● **GIVEN TASK**
Extract each line where the string "государственной" shows up.

********

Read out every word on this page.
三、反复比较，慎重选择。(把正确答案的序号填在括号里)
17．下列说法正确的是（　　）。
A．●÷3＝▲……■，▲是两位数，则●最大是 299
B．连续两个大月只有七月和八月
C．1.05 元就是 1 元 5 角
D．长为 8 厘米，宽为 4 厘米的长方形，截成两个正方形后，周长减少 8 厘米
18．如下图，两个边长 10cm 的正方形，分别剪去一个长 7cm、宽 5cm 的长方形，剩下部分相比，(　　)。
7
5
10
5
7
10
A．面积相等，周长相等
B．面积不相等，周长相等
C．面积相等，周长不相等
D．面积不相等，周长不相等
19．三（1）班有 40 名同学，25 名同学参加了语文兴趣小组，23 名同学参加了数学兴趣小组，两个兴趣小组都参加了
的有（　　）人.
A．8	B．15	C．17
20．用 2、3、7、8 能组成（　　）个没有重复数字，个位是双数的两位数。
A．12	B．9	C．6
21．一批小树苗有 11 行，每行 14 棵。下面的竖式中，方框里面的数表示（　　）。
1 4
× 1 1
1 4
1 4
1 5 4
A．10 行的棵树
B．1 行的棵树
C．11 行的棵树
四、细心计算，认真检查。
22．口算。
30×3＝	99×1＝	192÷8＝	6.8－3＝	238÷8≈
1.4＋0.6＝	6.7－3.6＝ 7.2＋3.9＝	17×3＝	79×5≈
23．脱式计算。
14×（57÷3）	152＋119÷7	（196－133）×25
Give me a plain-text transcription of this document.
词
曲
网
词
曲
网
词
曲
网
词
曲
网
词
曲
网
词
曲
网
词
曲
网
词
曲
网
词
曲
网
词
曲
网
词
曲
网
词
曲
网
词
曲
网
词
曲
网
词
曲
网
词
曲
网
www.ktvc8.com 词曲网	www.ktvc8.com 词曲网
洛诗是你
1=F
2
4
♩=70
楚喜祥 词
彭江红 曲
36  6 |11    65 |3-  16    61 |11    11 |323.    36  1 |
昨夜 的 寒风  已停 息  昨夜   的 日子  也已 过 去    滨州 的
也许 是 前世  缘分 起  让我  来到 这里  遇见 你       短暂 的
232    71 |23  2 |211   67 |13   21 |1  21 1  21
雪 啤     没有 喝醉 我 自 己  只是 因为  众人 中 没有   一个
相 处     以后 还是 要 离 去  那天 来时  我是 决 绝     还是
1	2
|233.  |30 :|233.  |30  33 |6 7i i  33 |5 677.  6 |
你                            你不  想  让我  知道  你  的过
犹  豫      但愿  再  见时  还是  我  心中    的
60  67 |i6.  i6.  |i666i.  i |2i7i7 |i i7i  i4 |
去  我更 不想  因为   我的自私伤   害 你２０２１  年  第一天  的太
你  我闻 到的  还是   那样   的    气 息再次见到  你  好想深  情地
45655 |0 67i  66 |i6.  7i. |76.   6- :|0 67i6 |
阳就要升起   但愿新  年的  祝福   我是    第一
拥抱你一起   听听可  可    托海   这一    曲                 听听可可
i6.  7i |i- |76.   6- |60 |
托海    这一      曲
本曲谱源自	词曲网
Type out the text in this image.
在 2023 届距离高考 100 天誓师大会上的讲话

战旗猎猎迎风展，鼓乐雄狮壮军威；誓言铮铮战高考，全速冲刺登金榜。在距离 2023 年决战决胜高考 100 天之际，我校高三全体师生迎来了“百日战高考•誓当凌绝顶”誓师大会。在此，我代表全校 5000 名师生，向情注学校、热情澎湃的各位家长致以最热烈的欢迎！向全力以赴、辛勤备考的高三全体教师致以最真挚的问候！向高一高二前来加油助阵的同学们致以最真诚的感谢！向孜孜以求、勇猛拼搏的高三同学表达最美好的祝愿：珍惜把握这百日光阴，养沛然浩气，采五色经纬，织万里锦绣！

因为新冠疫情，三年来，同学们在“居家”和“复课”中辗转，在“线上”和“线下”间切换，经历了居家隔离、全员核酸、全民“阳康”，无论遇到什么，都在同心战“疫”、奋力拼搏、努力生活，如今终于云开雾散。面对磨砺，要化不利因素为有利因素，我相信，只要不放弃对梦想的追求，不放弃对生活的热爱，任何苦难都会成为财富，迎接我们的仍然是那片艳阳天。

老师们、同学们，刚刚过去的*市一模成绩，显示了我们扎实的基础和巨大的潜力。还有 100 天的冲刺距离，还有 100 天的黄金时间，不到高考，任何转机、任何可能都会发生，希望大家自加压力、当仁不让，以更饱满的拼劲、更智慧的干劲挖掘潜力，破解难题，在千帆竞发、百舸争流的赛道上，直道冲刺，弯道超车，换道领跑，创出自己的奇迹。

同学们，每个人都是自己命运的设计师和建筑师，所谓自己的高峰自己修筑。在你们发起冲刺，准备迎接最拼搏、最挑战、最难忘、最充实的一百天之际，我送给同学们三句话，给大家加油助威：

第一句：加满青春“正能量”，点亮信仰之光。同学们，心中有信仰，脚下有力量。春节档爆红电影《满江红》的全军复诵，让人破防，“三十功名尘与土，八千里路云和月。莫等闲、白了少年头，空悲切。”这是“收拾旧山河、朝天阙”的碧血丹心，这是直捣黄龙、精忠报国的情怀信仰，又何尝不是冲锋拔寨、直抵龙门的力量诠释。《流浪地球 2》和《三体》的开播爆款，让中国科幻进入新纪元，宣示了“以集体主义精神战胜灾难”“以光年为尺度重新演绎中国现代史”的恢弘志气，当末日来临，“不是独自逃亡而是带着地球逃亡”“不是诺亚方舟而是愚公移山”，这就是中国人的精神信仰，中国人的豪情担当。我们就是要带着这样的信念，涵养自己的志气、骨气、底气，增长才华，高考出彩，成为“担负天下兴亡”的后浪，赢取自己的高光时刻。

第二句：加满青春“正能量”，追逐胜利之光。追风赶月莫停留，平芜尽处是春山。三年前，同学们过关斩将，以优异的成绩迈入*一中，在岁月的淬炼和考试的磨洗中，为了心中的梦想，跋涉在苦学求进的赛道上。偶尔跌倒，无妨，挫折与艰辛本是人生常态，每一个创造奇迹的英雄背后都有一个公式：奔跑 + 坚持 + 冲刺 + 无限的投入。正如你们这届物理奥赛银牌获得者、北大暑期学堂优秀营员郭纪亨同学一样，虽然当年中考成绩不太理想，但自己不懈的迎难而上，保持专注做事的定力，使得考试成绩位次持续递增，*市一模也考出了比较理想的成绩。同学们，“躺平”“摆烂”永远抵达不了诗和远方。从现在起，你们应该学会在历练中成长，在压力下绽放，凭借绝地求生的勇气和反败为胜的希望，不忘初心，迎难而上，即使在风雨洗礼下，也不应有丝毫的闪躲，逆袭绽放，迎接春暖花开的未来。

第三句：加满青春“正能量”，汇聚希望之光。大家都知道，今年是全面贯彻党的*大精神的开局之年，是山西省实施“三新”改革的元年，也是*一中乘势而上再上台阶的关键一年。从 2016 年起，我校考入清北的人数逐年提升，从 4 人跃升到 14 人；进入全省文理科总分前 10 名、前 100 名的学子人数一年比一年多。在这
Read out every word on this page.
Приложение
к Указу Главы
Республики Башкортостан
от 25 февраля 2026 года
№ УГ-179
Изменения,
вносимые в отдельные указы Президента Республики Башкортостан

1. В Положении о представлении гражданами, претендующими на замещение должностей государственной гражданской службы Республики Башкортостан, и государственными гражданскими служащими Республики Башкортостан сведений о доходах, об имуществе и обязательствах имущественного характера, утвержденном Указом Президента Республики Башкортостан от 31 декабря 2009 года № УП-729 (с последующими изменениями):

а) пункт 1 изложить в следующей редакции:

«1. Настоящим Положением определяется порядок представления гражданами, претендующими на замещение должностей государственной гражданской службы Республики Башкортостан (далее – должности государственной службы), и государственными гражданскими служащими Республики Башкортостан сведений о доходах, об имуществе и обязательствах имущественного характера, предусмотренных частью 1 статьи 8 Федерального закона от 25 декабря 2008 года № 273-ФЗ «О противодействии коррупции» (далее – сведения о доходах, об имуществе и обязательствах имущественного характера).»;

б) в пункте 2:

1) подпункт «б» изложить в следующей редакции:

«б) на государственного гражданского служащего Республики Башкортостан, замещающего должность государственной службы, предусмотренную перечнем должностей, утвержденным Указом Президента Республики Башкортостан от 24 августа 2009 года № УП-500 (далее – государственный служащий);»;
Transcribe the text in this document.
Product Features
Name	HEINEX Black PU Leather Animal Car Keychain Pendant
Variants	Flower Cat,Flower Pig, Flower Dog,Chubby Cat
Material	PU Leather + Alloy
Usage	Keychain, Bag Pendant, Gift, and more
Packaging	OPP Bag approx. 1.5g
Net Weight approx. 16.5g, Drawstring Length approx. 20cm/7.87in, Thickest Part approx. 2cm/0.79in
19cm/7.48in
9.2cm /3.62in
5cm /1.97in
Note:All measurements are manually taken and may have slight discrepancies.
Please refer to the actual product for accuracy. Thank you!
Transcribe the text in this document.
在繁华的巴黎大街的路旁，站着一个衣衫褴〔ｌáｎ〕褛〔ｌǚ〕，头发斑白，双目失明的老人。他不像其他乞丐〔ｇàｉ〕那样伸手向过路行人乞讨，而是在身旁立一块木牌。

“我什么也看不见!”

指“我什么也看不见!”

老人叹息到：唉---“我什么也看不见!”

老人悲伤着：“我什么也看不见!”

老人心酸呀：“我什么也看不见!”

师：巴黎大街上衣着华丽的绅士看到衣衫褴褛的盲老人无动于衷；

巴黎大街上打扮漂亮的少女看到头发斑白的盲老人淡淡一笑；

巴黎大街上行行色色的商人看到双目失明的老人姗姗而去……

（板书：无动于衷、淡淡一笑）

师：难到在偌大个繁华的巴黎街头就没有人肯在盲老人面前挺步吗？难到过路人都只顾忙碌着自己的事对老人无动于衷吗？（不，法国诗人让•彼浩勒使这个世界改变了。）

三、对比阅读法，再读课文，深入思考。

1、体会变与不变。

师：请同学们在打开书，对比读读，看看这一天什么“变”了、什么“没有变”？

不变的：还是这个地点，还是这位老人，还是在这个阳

********

● **OUTPUT OF THE EXERCISE**
1. В Положении о представлении гражданами, претендующими на замещение должностей государственной гражданской службы Республики Башкортостан, и государственными гражданскими служащими Республики Башкортостан сведений о доходах, об имуществе и обязательствах имущественного характера, утвержденном Указом Президента Республики Башкортостан от 31 декабря 2009 года № УП-729 (с последующими изменениями):
«1. Настоящим Положением определяется порядок представления гражданами, претендующими на замещение должностей государственной гражданской службы Республики Башкортостан (далее – должности государственной службы), и государственными гражданскими служащими Республики Башкортостан сведений о доходах, об имуществе и обязательствах имущественного характера, предусмотренных частью 1 статьи 8 Федерального закона от 25 декабря 2008 года № 273-ФЗ «О противодействии коррупции» (далее – сведения о доходах, об имуществе и обязательствах имущественного характера).»;
«б) на государственного гражданского служащего Республики Башкортостан, замещающего должность государственной службы, предусмотренную перечнем должностей, утвержденным Указом Президента Республики Башкортостан от 24 августа 2009 года № УП-500 (далее – государственный служащий);»;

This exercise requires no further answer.